## WRITTEN REQUEST
Your task is to transcribe the records exactly, skipping every image.

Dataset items
◆ ◆ ◆ ◆

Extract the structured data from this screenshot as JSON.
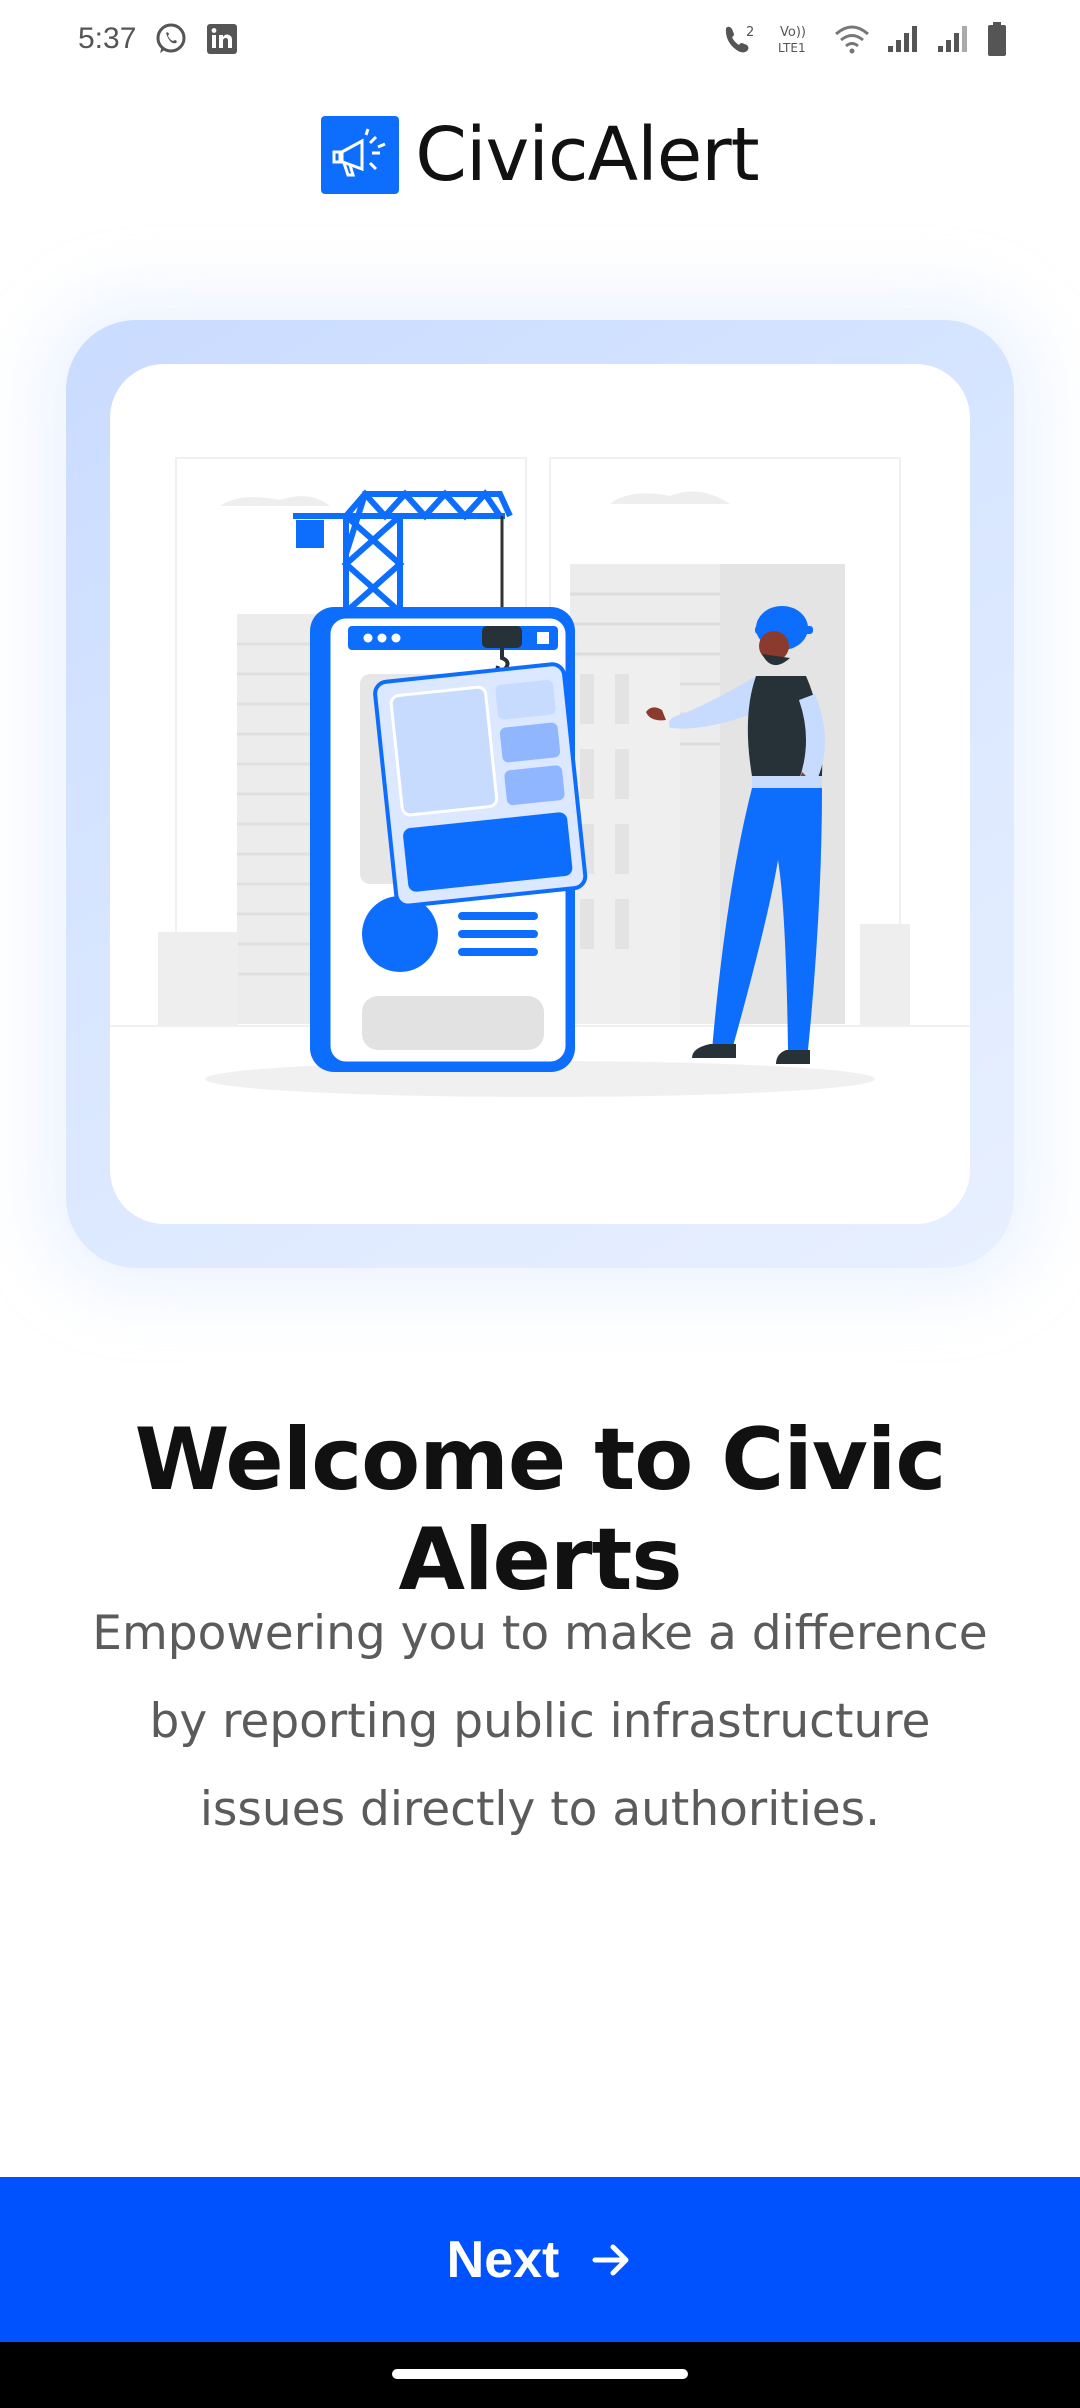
{
  "status_bar": {
    "time": "5:37",
    "left_icons": [
      "whatsapp-icon",
      "linkedin-icon"
    ],
    "right_icons": [
      "wifi-calling-icon",
      "volte-icon",
      "wifi-icon",
      "signal-icon",
      "signal-icon",
      "battery-icon"
    ],
    "call_badge": "2",
    "volte_label": "Vo))",
    "lte_label": "LTE1"
  },
  "header": {
    "app_name": "CivicAlert",
    "logo_icon": "megaphone-icon"
  },
  "hero": {
    "illustration": "construction-worker-phone-illustration"
  },
  "content": {
    "title": "Welcome to Civic Alerts",
    "description": "Empowering you to make a difference by reporting public infrastructure issues directly to authorities."
  },
  "footer": {
    "next_label": "Next",
    "next_icon": "arrow-right-icon"
  },
  "colors": {
    "brand": "#0d6efd",
    "button": "#0051ff",
    "title": "#111111",
    "description": "#5b5b5b",
    "card_gradient": "#c9dbff"
  }
}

◆ ◆ ◆ ◆

## CORRECT OUTPUT
Extract the structured data from this screenshot as JSON.
{
  "status_bar": {
    "time": "5:37",
    "left_icons": [
      "whatsapp-icon",
      "linkedin-icon"
    ],
    "right_icons": [
      "wifi-calling-icon",
      "volte-icon",
      "wifi-icon",
      "signal-icon",
      "signal-icon",
      "battery-icon"
    ],
    "call_badge": "2",
    "volte_label": "Vo))",
    "lte_label": "LTE1"
  },
  "header": {
    "app_name": "CivicAlert",
    "logo_icon": "megaphone-icon"
  },
  "hero": {
    "illustration": "construction-worker-phone-illustration"
  },
  "content": {
    "title": "Welcome to Civic Alerts",
    "description": "Empowering you to make a difference by reporting public infrastructure issues directly to authorities."
  },
  "footer": {
    "next_label": "Next",
    "next_icon": "arrow-right-icon"
  },
  "colors": {
    "brand": "#0d6efd",
    "button": "#0051ff",
    "title": "#111111",
    "description": "#5b5b5b",
    "card_gradient": "#c9dbff"
  }
}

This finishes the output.